### Material provided
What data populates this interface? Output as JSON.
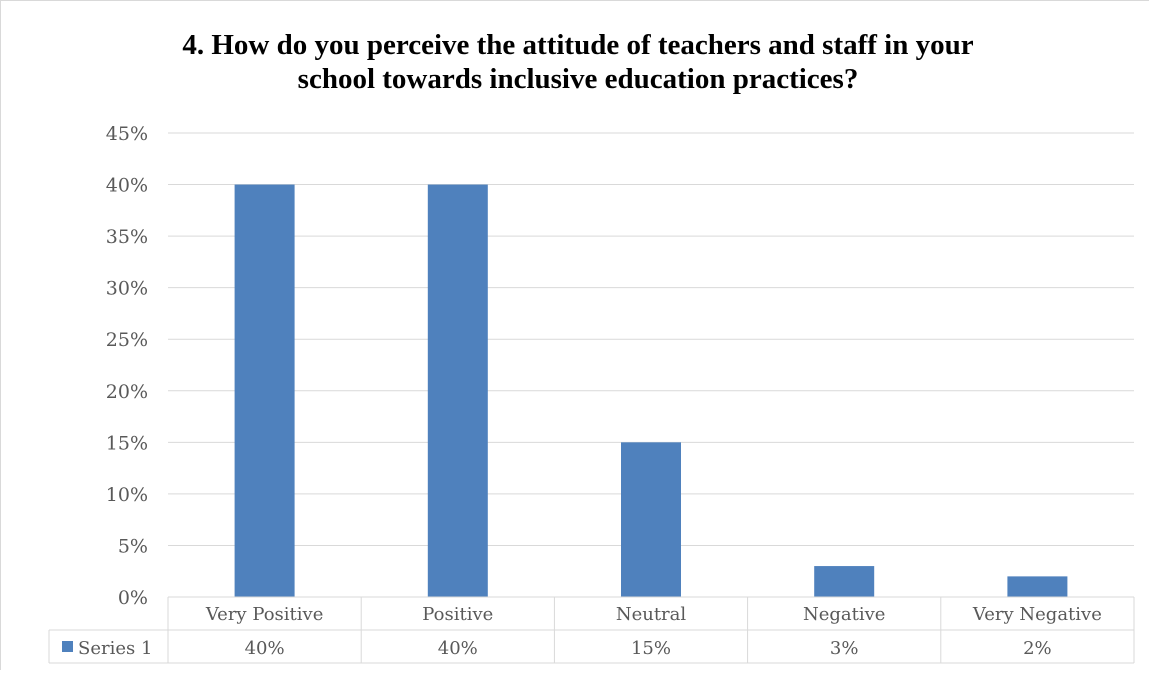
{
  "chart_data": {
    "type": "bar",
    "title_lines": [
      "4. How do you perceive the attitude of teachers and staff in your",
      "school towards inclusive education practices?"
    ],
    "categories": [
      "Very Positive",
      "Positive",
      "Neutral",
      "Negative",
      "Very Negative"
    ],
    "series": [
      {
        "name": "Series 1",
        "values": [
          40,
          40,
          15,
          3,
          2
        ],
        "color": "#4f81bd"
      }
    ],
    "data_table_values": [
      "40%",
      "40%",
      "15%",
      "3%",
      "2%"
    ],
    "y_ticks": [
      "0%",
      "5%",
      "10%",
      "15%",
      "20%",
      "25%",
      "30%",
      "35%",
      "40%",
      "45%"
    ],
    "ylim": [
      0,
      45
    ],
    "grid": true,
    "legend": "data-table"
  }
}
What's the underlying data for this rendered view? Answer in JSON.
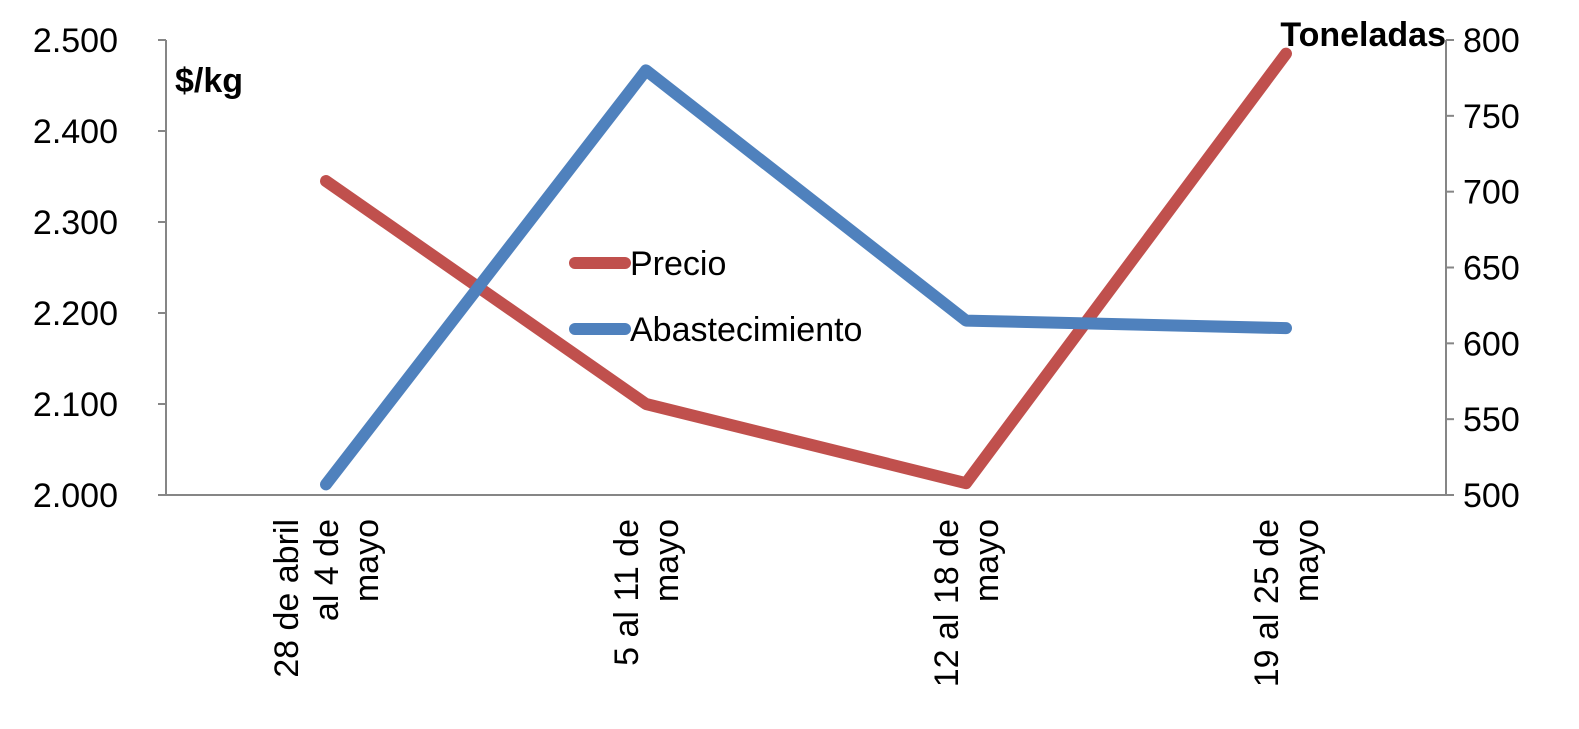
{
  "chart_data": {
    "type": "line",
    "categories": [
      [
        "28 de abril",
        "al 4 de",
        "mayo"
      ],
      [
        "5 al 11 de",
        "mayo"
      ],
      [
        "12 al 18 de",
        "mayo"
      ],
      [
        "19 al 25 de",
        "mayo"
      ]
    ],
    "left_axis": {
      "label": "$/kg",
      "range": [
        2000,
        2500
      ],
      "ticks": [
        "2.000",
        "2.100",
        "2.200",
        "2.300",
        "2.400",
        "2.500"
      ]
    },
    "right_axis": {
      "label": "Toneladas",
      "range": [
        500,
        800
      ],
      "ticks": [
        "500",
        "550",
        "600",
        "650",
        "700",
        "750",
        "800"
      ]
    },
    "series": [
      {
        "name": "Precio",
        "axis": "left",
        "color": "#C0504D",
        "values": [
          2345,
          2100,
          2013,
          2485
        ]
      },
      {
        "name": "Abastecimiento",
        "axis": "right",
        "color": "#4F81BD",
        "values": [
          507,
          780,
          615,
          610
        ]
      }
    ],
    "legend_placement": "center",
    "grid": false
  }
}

---

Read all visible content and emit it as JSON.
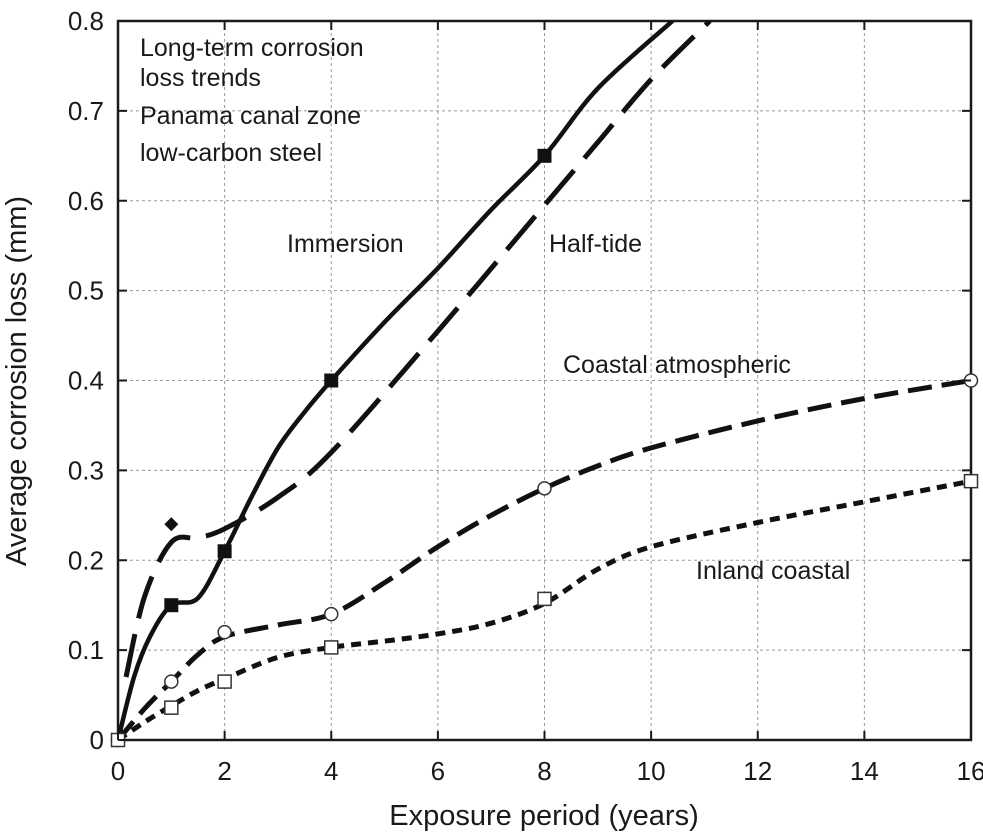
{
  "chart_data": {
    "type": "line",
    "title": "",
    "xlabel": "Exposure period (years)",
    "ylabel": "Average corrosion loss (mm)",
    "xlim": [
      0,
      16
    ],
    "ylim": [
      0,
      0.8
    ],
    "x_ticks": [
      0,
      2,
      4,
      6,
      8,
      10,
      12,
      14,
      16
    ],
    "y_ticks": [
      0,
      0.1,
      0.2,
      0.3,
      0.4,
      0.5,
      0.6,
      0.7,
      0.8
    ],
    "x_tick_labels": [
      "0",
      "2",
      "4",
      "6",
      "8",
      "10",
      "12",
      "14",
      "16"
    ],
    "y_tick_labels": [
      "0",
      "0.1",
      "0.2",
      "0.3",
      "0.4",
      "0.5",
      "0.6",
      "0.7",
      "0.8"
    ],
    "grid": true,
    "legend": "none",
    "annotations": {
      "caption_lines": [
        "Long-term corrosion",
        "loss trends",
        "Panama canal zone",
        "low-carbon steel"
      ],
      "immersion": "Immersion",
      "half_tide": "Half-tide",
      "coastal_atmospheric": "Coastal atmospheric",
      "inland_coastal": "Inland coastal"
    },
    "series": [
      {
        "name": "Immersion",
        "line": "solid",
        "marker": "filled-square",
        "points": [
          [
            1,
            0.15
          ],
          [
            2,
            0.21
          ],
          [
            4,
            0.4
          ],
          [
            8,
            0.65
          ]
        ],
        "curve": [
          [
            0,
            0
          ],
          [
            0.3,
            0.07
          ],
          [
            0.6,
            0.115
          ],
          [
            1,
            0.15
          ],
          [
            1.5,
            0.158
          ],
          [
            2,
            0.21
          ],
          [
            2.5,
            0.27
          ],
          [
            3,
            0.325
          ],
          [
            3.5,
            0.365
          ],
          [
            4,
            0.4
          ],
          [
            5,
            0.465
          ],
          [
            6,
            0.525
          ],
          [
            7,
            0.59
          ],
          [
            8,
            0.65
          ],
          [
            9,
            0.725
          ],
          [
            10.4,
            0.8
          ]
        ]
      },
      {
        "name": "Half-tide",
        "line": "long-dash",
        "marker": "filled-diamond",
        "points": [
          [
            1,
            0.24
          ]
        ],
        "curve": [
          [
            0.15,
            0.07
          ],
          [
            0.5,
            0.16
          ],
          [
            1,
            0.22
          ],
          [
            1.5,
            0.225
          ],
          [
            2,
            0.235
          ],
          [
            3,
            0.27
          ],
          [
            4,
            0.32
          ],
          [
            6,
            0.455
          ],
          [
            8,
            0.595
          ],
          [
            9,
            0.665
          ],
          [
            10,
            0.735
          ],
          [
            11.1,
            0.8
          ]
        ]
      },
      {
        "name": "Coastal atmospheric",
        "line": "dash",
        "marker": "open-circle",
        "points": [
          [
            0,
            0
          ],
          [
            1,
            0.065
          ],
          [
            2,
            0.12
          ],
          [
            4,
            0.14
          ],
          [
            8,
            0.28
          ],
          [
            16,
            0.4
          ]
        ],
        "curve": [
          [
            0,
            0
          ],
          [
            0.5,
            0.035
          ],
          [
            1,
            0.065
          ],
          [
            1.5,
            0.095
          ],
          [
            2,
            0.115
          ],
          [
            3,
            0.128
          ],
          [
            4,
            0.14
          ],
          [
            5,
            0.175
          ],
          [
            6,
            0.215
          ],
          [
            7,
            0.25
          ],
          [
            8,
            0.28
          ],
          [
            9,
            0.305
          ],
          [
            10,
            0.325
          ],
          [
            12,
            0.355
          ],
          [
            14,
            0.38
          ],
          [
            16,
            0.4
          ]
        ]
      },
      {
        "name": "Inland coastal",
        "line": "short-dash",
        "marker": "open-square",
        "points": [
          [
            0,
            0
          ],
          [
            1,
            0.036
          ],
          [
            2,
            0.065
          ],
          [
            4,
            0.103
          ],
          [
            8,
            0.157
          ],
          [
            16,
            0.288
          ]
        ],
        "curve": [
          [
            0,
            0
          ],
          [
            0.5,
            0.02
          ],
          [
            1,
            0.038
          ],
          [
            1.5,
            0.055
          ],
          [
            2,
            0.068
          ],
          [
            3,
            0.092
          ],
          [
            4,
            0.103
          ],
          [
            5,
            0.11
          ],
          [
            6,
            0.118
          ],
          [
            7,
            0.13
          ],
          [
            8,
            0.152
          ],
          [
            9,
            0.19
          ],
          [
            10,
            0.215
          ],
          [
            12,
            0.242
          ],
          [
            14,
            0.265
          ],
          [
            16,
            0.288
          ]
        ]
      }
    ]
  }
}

### The task
Look through the listing and extract every line with "color" in it.

### Task solution
        "color": "#4f81bd"
        "color": "#C0504D",
        "color": "#4F81BD",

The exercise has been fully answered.